=== GOAL ===
Check every line below for the string "Instruction", and copy the lines that contain it.

=== EXTRACTED MATERIAL ===
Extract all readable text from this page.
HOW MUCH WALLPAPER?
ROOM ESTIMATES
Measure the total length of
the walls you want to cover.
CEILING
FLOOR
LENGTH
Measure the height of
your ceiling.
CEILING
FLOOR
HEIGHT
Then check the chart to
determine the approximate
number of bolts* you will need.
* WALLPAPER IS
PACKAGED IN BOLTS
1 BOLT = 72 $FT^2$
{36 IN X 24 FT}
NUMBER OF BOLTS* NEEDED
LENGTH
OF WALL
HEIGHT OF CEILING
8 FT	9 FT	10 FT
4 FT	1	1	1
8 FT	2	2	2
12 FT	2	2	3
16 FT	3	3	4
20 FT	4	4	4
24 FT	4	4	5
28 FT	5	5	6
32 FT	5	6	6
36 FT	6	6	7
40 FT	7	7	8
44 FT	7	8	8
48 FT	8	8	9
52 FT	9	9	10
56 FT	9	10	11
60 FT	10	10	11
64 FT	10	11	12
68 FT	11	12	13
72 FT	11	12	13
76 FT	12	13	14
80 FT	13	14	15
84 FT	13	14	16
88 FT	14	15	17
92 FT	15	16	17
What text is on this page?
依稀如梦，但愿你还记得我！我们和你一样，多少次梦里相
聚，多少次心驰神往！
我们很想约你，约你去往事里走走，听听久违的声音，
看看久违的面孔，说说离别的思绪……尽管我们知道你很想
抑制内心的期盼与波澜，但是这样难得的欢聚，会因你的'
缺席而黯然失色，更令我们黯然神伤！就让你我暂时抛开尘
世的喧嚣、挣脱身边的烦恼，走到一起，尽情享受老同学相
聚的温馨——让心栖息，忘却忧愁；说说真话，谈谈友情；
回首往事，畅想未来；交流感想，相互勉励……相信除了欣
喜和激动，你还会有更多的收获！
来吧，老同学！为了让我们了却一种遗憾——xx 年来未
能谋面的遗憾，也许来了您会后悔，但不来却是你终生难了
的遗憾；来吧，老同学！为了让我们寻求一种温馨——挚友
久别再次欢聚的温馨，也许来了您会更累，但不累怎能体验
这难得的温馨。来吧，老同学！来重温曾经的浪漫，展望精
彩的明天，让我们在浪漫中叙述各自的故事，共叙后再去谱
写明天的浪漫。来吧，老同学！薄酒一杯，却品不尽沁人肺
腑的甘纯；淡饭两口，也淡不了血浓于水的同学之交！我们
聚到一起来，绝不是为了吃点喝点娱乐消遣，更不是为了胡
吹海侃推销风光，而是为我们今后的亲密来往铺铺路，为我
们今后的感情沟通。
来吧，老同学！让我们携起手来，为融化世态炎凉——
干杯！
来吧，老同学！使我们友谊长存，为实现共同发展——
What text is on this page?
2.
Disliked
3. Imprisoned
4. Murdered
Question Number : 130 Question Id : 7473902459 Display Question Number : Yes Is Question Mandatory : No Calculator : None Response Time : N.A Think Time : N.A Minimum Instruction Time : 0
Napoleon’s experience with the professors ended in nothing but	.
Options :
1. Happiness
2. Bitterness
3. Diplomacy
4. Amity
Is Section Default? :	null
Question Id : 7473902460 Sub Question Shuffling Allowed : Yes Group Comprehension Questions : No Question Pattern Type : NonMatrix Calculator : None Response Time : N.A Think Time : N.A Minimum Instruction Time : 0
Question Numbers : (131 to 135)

=== THE COMPLETED TASK ===
Question Number : 130 Question Id : 7473902459 Display Question Number : Yes Is Question Mandatory : No Calculator : None Response Time : N.A Think Time : N.A Minimum Instruction Time : 0
Question Id : 7473902460 Sub Question Shuffling Allowed : Yes Group Comprehension Questions : No Question Pattern Type : NonMatrix Calculator : None Response Time : N.A Think Time : N.A Minimum Instruction Time : 0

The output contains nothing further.